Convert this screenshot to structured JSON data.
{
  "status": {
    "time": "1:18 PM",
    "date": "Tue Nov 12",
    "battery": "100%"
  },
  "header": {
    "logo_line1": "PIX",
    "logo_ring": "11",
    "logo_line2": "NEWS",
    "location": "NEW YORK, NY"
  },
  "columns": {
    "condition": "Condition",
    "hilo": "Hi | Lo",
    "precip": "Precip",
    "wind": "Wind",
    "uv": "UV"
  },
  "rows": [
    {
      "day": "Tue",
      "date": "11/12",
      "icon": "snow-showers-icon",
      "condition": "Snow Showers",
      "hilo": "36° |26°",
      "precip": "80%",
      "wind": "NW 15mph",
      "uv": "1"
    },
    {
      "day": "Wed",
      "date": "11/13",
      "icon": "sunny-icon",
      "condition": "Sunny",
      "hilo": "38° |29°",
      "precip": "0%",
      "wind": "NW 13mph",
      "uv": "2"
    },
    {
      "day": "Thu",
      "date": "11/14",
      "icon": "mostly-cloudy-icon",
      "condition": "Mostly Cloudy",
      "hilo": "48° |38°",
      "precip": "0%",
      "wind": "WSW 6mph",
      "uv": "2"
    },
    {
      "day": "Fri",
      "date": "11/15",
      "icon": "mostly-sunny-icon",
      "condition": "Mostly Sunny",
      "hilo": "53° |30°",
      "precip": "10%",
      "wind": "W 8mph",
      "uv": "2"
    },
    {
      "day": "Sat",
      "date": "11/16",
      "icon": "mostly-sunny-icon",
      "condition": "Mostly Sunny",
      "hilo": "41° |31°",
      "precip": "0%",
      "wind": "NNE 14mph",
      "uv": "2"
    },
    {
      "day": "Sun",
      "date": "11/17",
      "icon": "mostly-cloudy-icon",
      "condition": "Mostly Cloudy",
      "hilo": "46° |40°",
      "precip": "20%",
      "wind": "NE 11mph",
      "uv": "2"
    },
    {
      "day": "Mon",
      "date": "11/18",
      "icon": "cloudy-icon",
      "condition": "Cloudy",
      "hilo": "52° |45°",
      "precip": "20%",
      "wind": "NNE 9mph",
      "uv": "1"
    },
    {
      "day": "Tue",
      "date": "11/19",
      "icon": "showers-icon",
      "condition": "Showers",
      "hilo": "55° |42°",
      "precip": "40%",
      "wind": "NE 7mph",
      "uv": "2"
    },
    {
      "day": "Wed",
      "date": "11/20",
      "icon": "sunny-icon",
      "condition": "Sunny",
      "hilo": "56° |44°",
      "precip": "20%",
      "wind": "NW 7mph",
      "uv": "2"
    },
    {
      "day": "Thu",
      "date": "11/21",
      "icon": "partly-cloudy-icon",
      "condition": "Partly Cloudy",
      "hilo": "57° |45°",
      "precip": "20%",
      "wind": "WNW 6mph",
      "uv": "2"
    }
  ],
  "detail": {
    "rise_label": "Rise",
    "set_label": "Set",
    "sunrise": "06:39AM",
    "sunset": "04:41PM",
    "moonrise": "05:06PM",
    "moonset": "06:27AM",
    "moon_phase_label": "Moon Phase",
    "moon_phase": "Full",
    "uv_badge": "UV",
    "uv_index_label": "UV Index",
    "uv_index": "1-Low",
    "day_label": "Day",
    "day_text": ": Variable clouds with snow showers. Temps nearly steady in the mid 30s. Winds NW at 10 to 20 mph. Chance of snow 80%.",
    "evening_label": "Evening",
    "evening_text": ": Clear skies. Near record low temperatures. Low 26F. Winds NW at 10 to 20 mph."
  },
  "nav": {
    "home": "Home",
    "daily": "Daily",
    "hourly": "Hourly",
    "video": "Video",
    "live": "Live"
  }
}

● Given request: Send back all of the entries exactly, with nothing missing.

● Solution:
Convert this screenshot to structured JSON data.
{
  "status": {
    "time": "1:18 PM",
    "date": "Tue Nov 12",
    "battery": "100%"
  },
  "header": {
    "logo_line1": "PIX",
    "logo_ring": "11",
    "logo_line2": "NEWS",
    "location": "NEW YORK, NY"
  },
  "columns": {
    "condition": "Condition",
    "hilo": "Hi | Lo",
    "precip": "Precip",
    "wind": "Wind",
    "uv": "UV"
  },
  "rows": [
    {
      "day": "Tue",
      "date": "11/12",
      "icon": "snow-showers-icon",
      "condition": "Snow Showers",
      "hilo": "36° |26°",
      "precip": "80%",
      "wind": "NW 15mph",
      "uv": "1"
    },
    {
      "day": "Wed",
      "date": "11/13",
      "icon": "sunny-icon",
      "condition": "Sunny",
      "hilo": "38° |29°",
      "precip": "0%",
      "wind": "NW 13mph",
      "uv": "2"
    },
    {
      "day": "Thu",
      "date": "11/14",
      "icon": "mostly-cloudy-icon",
      "condition": "Mostly Cloudy",
      "hilo": "48° |38°",
      "precip": "0%",
      "wind": "WSW 6mph",
      "uv": "2"
    },
    {
      "day": "Fri",
      "date": "11/15",
      "icon": "mostly-sunny-icon",
      "condition": "Mostly Sunny",
      "hilo": "53° |30°",
      "precip": "10%",
      "wind": "W 8mph",
      "uv": "2"
    },
    {
      "day": "Sat",
      "date": "11/16",
      "icon": "mostly-sunny-icon",
      "condition": "Mostly Sunny",
      "hilo": "41° |31°",
      "precip": "0%",
      "wind": "NNE 14mph",
      "uv": "2"
    },
    {
      "day": "Sun",
      "date": "11/17",
      "icon": "mostly-cloudy-icon",
      "condition": "Mostly Cloudy",
      "hilo": "46° |40°",
      "precip": "20%",
      "wind": "NE 11mph",
      "uv": "2"
    },
    {
      "day": "Mon",
      "date": "11/18",
      "icon": "cloudy-icon",
      "condition": "Cloudy",
      "hilo": "52° |45°",
      "precip": "20%",
      "wind": "NNE 9mph",
      "uv": "1"
    },
    {
      "day": "Tue",
      "date": "11/19",
      "icon": "showers-icon",
      "condition": "Showers",
      "hilo": "55° |42°",
      "precip": "40%",
      "wind": "NE 7mph",
      "uv": "2"
    },
    {
      "day": "Wed",
      "date": "11/20",
      "icon": "sunny-icon",
      "condition": "Sunny",
      "hilo": "56° |44°",
      "precip": "20%",
      "wind": "NW 7mph",
      "uv": "2"
    },
    {
      "day": "Thu",
      "date": "11/21",
      "icon": "partly-cloudy-icon",
      "condition": "Partly Cloudy",
      "hilo": "57° |45°",
      "precip": "20%",
      "wind": "WNW 6mph",
      "uv": "2"
    }
  ],
  "detail": {
    "rise_label": "Rise",
    "set_label": "Set",
    "sunrise": "06:39AM",
    "sunset": "04:41PM",
    "moonrise": "05:06PM",
    "moonset": "06:27AM",
    "moon_phase_label": "Moon Phase",
    "moon_phase": "Full",
    "uv_badge": "UV",
    "uv_index_label": "UV Index",
    "uv_index": "1-Low",
    "day_label": "Day",
    "day_text": ": Variable clouds with snow showers. Temps nearly steady in the mid 30s. Winds NW at 10 to 20 mph. Chance of snow 80%.",
    "evening_label": "Evening",
    "evening_text": ": Clear skies. Near record low temperatures. Low 26F. Winds NW at 10 to 20 mph."
  },
  "nav": {
    "home": "Home",
    "daily": "Daily",
    "hourly": "Hourly",
    "video": "Video",
    "live": "Live"
  }
}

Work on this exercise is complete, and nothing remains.